### Short task
Quote all of the data exactly as given. Skip every picture it contains.

- - - - - - -

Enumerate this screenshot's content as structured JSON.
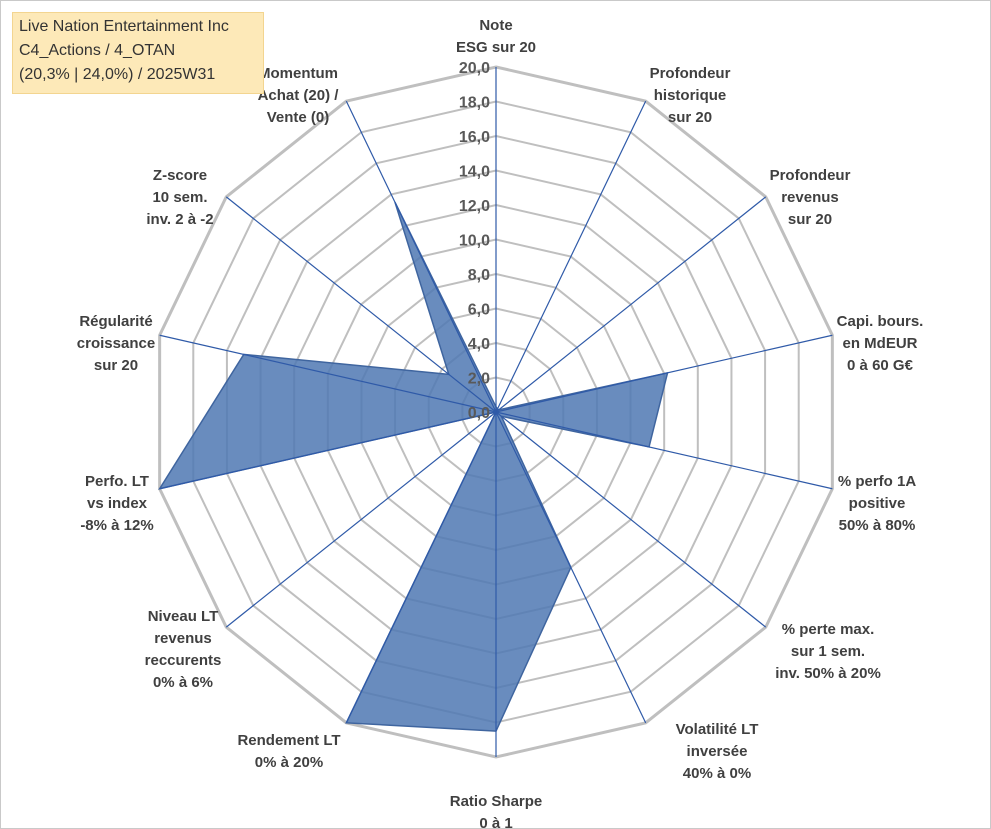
{
  "info_box": {
    "line1": "Live Nation Entertainment Inc",
    "line2": "C4_Actions / 4_OTAN",
    "line3": "(20,3% | 24,0%) / 2025W31"
  },
  "colors": {
    "series_fill": "#4f78b3",
    "series_stroke": "#3f659f",
    "spoke": "#2f5aa8",
    "grid": "#bfbfbf",
    "info_bg": "#fde9b8"
  },
  "chart_data": {
    "type": "radar",
    "title": "",
    "rmin": 0,
    "rmax": 20,
    "tick_step": 2,
    "tick_labels": [
      "0,0",
      "2,0",
      "4,0",
      "6,0",
      "8,0",
      "10,0",
      "12,0",
      "14,0",
      "16,0",
      "18,0",
      "20,0"
    ],
    "axes": [
      [
        "Note",
        "ESG sur 20"
      ],
      [
        "Profondeur",
        "historique",
        "sur 20"
      ],
      [
        "Profondeur",
        "revenus",
        "sur 20"
      ],
      [
        "Capi. bours.",
        "en MdEUR",
        "0 à 60 G€"
      ],
      [
        "% perfo 1A",
        "positive",
        "50% à 80%"
      ],
      [
        "% perte max.",
        "sur 1 sem.",
        "inv. 50% à 20%"
      ],
      [
        "Volatilité LT",
        "inversée",
        "40% à 0%"
      ],
      [
        "Ratio Sharpe",
        "0 à 1"
      ],
      [
        "Rendement LT",
        "0% à 20%"
      ],
      [
        "Niveau LT",
        "revenus",
        "reccurents",
        "0% à 6%"
      ],
      [
        "Perfo. LT",
        "vs index",
        "-8% à 12%"
      ],
      [
        "Régularité",
        "croissance",
        "sur 20"
      ],
      [
        "Z-score",
        "10 sem.",
        "inv. 2 à -2"
      ],
      [
        "Momentum",
        "Achat (20) /",
        "Vente (0)"
      ]
    ],
    "series": [
      {
        "values": [
          0.3,
          0.2,
          0.2,
          10.2,
          9.1,
          0.4,
          10.0,
          18.5,
          20.0,
          0.0,
          20.0,
          15.0,
          3.5,
          13.5
        ]
      }
    ]
  }
}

- - - - - - -

### Answer below
Enumerate this screenshot's content as structured JSON.
{
  "info_box": {
    "line1": "Live Nation Entertainment Inc",
    "line2": "C4_Actions / 4_OTAN",
    "line3": "(20,3% | 24,0%) / 2025W31"
  },
  "colors": {
    "series_fill": "#4f78b3",
    "series_stroke": "#3f659f",
    "spoke": "#2f5aa8",
    "grid": "#bfbfbf",
    "info_bg": "#fde9b8"
  },
  "chart_data": {
    "type": "radar",
    "title": "",
    "rmin": 0,
    "rmax": 20,
    "tick_step": 2,
    "tick_labels": [
      "0,0",
      "2,0",
      "4,0",
      "6,0",
      "8,0",
      "10,0",
      "12,0",
      "14,0",
      "16,0",
      "18,0",
      "20,0"
    ],
    "axes": [
      [
        "Note",
        "ESG sur 20"
      ],
      [
        "Profondeur",
        "historique",
        "sur 20"
      ],
      [
        "Profondeur",
        "revenus",
        "sur 20"
      ],
      [
        "Capi. bours.",
        "en MdEUR",
        "0 à 60 G€"
      ],
      [
        "% perfo 1A",
        "positive",
        "50% à 80%"
      ],
      [
        "% perte max.",
        "sur 1 sem.",
        "inv. 50% à 20%"
      ],
      [
        "Volatilité LT",
        "inversée",
        "40% à 0%"
      ],
      [
        "Ratio Sharpe",
        "0 à 1"
      ],
      [
        "Rendement LT",
        "0% à 20%"
      ],
      [
        "Niveau LT",
        "revenus",
        "reccurents",
        "0% à 6%"
      ],
      [
        "Perfo. LT",
        "vs index",
        "-8% à 12%"
      ],
      [
        "Régularité",
        "croissance",
        "sur 20"
      ],
      [
        "Z-score",
        "10 sem.",
        "inv. 2 à -2"
      ],
      [
        "Momentum",
        "Achat (20) /",
        "Vente (0)"
      ]
    ],
    "series": [
      {
        "values": [
          0.3,
          0.2,
          0.2,
          10.2,
          9.1,
          0.4,
          10.0,
          18.5,
          20.0,
          0.0,
          20.0,
          15.0,
          3.5,
          13.5
        ]
      }
    ]
  }
}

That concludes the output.